*TASK TO CARRY OUT*
Copy every row below word for word, leaving out the picture lines.

######

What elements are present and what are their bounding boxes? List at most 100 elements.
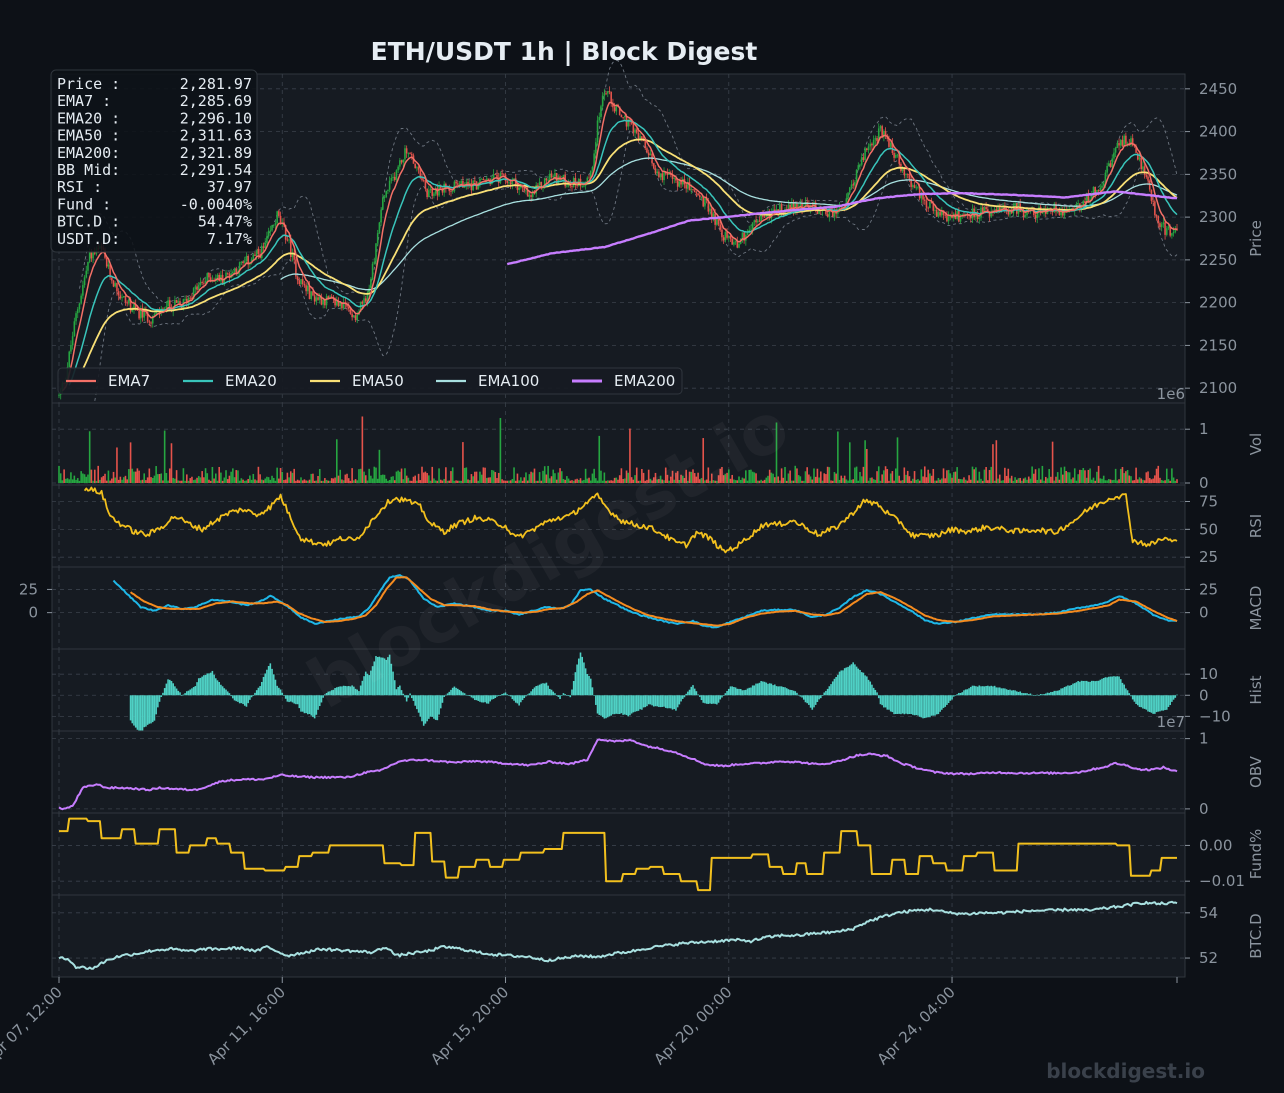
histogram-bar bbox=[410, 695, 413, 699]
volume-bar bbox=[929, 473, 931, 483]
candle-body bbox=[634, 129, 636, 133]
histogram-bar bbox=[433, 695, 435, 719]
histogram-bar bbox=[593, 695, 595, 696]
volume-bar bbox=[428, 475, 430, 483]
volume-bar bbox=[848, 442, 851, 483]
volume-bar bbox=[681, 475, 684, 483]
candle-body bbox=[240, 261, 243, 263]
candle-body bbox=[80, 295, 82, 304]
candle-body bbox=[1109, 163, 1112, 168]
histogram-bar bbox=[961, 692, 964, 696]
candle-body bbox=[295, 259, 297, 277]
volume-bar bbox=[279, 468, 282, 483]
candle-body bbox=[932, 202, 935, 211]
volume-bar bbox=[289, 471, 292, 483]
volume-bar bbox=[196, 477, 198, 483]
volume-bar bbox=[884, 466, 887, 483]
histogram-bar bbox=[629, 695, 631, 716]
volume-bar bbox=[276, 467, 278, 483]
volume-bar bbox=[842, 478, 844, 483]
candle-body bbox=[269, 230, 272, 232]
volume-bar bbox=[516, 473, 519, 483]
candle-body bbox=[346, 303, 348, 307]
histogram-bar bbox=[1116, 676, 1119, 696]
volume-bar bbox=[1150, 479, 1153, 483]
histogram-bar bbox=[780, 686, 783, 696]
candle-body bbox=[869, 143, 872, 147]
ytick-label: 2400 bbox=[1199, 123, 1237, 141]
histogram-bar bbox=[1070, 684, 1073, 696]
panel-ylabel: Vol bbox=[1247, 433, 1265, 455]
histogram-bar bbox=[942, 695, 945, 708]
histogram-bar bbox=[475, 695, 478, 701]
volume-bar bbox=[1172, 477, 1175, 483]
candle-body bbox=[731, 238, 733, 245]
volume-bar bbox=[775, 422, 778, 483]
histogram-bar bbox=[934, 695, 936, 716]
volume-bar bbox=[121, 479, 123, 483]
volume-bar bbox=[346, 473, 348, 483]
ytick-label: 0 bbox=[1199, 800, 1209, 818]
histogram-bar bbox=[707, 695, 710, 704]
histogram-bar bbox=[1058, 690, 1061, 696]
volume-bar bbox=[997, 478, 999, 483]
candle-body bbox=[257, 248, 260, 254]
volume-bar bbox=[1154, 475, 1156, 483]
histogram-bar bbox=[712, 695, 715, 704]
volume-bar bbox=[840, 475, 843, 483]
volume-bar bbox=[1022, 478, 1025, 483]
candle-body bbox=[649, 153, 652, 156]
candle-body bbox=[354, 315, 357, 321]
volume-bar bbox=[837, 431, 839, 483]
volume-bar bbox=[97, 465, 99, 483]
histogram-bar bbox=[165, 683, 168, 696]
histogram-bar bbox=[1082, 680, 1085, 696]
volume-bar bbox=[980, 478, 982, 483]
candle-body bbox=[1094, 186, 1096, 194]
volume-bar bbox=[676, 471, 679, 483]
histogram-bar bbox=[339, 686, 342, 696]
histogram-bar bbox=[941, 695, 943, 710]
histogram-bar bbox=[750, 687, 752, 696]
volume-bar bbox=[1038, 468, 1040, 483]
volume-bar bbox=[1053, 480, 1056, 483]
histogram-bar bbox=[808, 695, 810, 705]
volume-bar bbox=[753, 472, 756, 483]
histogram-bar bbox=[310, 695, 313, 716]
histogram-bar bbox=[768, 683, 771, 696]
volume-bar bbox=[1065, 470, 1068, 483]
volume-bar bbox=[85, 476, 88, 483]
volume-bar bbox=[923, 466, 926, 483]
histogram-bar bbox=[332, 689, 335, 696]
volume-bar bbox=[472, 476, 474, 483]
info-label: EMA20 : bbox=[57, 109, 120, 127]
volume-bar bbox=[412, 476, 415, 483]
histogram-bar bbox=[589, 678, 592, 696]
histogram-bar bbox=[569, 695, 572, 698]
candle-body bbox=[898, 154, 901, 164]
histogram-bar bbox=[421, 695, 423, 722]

######

*PROBLEM SOLUTION*
What elements are present and what are their bounding boxes? List at most 100 elements.
histogram-bar bbox=[410, 695, 413, 699]
volume-bar bbox=[929, 473, 931, 483]
candle-body bbox=[634, 129, 636, 133]
histogram-bar bbox=[433, 695, 435, 719]
histogram-bar bbox=[593, 695, 595, 696]
volume-bar bbox=[428, 475, 430, 483]
volume-bar bbox=[848, 442, 851, 483]
volume-bar bbox=[681, 475, 684, 483]
candle-body bbox=[240, 261, 243, 263]
candle-body bbox=[80, 295, 82, 304]
candle-body bbox=[1109, 163, 1112, 168]
histogram-bar bbox=[961, 692, 964, 696]
candle-body bbox=[295, 259, 297, 277]
volume-bar bbox=[279, 468, 282, 483]
candle-body bbox=[932, 202, 935, 211]
volume-bar bbox=[289, 471, 292, 483]
volume-bar bbox=[196, 477, 198, 483]
volume-bar bbox=[884, 466, 887, 483]
histogram-bar bbox=[629, 695, 631, 716]
volume-bar bbox=[276, 467, 278, 483]
volume-bar bbox=[842, 478, 844, 483]
candle-body bbox=[269, 230, 272, 232]
volume-bar bbox=[516, 473, 519, 483]
candle-body bbox=[346, 303, 348, 307]
histogram-bar bbox=[1116, 676, 1119, 696]
volume-bar bbox=[1150, 479, 1153, 483]
histogram-bar bbox=[780, 686, 783, 696]
candle-body bbox=[869, 143, 872, 147]
ytick-label: 2400 bbox=[1199, 123, 1237, 141]
histogram-bar bbox=[1070, 684, 1073, 696]
panel-ylabel: Vol bbox=[1247, 433, 1265, 455]
histogram-bar bbox=[942, 695, 945, 708]
histogram-bar bbox=[475, 695, 478, 701]
volume-bar bbox=[1172, 477, 1175, 483]
candle-body bbox=[731, 238, 733, 245]
volume-bar bbox=[775, 422, 778, 483]
histogram-bar bbox=[934, 695, 936, 716]
volume-bar bbox=[121, 479, 123, 483]
volume-bar bbox=[346, 473, 348, 483]
ytick-label: 0 bbox=[1199, 800, 1209, 818]
histogram-bar bbox=[707, 695, 710, 704]
histogram-bar bbox=[1058, 690, 1061, 696]
volume-bar bbox=[997, 478, 999, 483]
candle-body bbox=[257, 248, 260, 254]
volume-bar bbox=[1154, 475, 1156, 483]
histogram-bar bbox=[712, 695, 715, 704]
volume-bar bbox=[840, 475, 843, 483]
volume-bar bbox=[1022, 478, 1025, 483]
candle-body bbox=[649, 153, 652, 156]
candle-body bbox=[354, 315, 357, 321]
volume-bar bbox=[837, 431, 839, 483]
volume-bar bbox=[97, 465, 99, 483]
histogram-bar bbox=[165, 683, 168, 696]
histogram-bar bbox=[1082, 680, 1085, 696]
volume-bar bbox=[980, 478, 982, 483]
candle-body bbox=[1094, 186, 1096, 194]
volume-bar bbox=[676, 471, 679, 483]
histogram-bar bbox=[339, 686, 342, 696]
histogram-bar bbox=[941, 695, 943, 710]
histogram-bar bbox=[750, 687, 752, 696]
volume-bar bbox=[1038, 468, 1040, 483]
volume-bar bbox=[1053, 480, 1056, 483]
histogram-bar bbox=[808, 695, 810, 705]
volume-bar bbox=[753, 472, 756, 483]
histogram-bar bbox=[310, 695, 313, 716]
histogram-bar bbox=[768, 683, 771, 696]
volume-bar bbox=[1065, 470, 1068, 483]
volume-bar bbox=[85, 476, 88, 483]
volume-bar bbox=[923, 466, 926, 483]
histogram-bar bbox=[332, 689, 335, 696]
volume-bar bbox=[472, 476, 474, 483]
info-label: EMA20 : bbox=[57, 109, 120, 127]
volume-bar bbox=[412, 476, 415, 483]
histogram-bar bbox=[589, 678, 592, 696]
histogram-bar bbox=[569, 695, 572, 698]
candle-body bbox=[898, 154, 901, 164]
histogram-bar bbox=[421, 695, 423, 722]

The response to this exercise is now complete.